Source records

------------------------------------------------------------------------

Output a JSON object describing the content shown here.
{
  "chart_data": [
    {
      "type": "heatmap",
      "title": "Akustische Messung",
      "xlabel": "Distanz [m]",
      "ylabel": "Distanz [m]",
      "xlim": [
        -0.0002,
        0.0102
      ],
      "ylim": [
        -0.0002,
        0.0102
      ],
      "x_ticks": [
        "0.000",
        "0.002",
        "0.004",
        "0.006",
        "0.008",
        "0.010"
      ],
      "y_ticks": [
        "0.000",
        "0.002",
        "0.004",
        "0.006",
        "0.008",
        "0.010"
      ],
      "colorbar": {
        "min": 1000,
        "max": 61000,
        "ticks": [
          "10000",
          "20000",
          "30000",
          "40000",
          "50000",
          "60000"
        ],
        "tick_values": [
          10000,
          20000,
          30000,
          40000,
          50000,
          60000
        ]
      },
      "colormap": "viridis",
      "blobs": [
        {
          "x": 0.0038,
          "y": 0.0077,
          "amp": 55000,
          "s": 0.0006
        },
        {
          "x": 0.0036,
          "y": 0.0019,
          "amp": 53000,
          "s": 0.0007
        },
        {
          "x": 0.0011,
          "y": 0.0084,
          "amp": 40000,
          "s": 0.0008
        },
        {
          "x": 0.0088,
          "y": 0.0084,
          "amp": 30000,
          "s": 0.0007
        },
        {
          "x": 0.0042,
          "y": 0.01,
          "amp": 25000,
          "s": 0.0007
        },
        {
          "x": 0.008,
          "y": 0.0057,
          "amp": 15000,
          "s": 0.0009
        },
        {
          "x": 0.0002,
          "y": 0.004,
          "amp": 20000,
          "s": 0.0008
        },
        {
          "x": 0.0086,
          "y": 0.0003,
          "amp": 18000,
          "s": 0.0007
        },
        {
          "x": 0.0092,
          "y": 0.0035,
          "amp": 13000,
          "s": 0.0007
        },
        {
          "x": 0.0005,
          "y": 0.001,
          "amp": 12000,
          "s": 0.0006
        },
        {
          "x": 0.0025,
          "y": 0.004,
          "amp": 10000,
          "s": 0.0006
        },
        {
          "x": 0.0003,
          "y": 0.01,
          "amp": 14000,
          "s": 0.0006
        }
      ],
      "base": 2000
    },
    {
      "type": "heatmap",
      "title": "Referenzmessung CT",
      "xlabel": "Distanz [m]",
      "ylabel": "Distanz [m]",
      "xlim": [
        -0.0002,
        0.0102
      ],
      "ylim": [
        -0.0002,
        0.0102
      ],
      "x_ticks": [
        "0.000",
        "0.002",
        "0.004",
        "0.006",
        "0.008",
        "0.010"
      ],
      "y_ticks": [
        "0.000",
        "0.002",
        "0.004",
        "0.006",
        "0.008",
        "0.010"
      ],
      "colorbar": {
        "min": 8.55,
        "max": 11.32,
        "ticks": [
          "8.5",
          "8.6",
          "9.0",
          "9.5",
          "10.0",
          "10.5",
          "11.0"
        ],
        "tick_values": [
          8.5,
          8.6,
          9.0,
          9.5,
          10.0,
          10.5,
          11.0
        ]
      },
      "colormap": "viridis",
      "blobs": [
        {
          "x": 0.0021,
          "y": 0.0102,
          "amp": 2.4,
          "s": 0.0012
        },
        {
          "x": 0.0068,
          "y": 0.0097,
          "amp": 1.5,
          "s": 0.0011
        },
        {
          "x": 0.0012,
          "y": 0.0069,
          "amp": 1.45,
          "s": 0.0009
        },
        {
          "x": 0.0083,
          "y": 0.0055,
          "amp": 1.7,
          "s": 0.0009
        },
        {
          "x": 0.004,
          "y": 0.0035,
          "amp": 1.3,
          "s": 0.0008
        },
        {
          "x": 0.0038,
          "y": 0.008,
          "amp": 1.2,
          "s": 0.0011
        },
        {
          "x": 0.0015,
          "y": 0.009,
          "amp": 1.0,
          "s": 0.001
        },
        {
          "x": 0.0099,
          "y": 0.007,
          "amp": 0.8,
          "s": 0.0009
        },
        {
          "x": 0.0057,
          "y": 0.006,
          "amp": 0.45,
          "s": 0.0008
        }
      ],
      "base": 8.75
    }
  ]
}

------------------------------------------------------------------------

→ **What is being asked**
Transcribe every entry verbatim.

→ **The answer**
Output a JSON object describing the content shown here.
{
  "chart_data": [
    {
      "type": "heatmap",
      "title": "Akustische Messung",
      "xlabel": "Distanz [m]",
      "ylabel": "Distanz [m]",
      "xlim": [
        -0.0002,
        0.0102
      ],
      "ylim": [
        -0.0002,
        0.0102
      ],
      "x_ticks": [
        "0.000",
        "0.002",
        "0.004",
        "0.006",
        "0.008",
        "0.010"
      ],
      "y_ticks": [
        "0.000",
        "0.002",
        "0.004",
        "0.006",
        "0.008",
        "0.010"
      ],
      "colorbar": {
        "min": 1000,
        "max": 61000,
        "ticks": [
          "10000",
          "20000",
          "30000",
          "40000",
          "50000",
          "60000"
        ],
        "tick_values": [
          10000,
          20000,
          30000,
          40000,
          50000,
          60000
        ]
      },
      "colormap": "viridis",
      "blobs": [
        {
          "x": 0.0038,
          "y": 0.0077,
          "amp": 55000,
          "s": 0.0006
        },
        {
          "x": 0.0036,
          "y": 0.0019,
          "amp": 53000,
          "s": 0.0007
        },
        {
          "x": 0.0011,
          "y": 0.0084,
          "amp": 40000,
          "s": 0.0008
        },
        {
          "x": 0.0088,
          "y": 0.0084,
          "amp": 30000,
          "s": 0.0007
        },
        {
          "x": 0.0042,
          "y": 0.01,
          "amp": 25000,
          "s": 0.0007
        },
        {
          "x": 0.008,
          "y": 0.0057,
          "amp": 15000,
          "s": 0.0009
        },
        {
          "x": 0.0002,
          "y": 0.004,
          "amp": 20000,
          "s": 0.0008
        },
        {
          "x": 0.0086,
          "y": 0.0003,
          "amp": 18000,
          "s": 0.0007
        },
        {
          "x": 0.0092,
          "y": 0.0035,
          "amp": 13000,
          "s": 0.0007
        },
        {
          "x": 0.0005,
          "y": 0.001,
          "amp": 12000,
          "s": 0.0006
        },
        {
          "x": 0.0025,
          "y": 0.004,
          "amp": 10000,
          "s": 0.0006
        },
        {
          "x": 0.0003,
          "y": 0.01,
          "amp": 14000,
          "s": 0.0006
        }
      ],
      "base": 2000
    },
    {
      "type": "heatmap",
      "title": "Referenzmessung CT",
      "xlabel": "Distanz [m]",
      "ylabel": "Distanz [m]",
      "xlim": [
        -0.0002,
        0.0102
      ],
      "ylim": [
        -0.0002,
        0.0102
      ],
      "x_ticks": [
        "0.000",
        "0.002",
        "0.004",
        "0.006",
        "0.008",
        "0.010"
      ],
      "y_ticks": [
        "0.000",
        "0.002",
        "0.004",
        "0.006",
        "0.008",
        "0.010"
      ],
      "colorbar": {
        "min": 8.55,
        "max": 11.32,
        "ticks": [
          "8.5",
          "8.6",
          "9.0",
          "9.5",
          "10.0",
          "10.5",
          "11.0"
        ],
        "tick_values": [
          8.5,
          8.6,
          9.0,
          9.5,
          10.0,
          10.5,
          11.0
        ]
      },
      "colormap": "viridis",
      "blobs": [
        {
          "x": 0.0021,
          "y": 0.0102,
          "amp": 2.4,
          "s": 0.0012
        },
        {
          "x": 0.0068,
          "y": 0.0097,
          "amp": 1.5,
          "s": 0.0011
        },
        {
          "x": 0.0012,
          "y": 0.0069,
          "amp": 1.45,
          "s": 0.0009
        },
        {
          "x": 0.0083,
          "y": 0.0055,
          "amp": 1.7,
          "s": 0.0009
        },
        {
          "x": 0.004,
          "y": 0.0035,
          "amp": 1.3,
          "s": 0.0008
        },
        {
          "x": 0.0038,
          "y": 0.008,
          "amp": 1.2,
          "s": 0.0011
        },
        {
          "x": 0.0015,
          "y": 0.009,
          "amp": 1.0,
          "s": 0.001
        },
        {
          "x": 0.0099,
          "y": 0.007,
          "amp": 0.8,
          "s": 0.0009
        },
        {
          "x": 0.0057,
          "y": 0.006,
          "amp": 0.45,
          "s": 0.0008
        }
      ],
      "base": 8.75
    }
  ]
}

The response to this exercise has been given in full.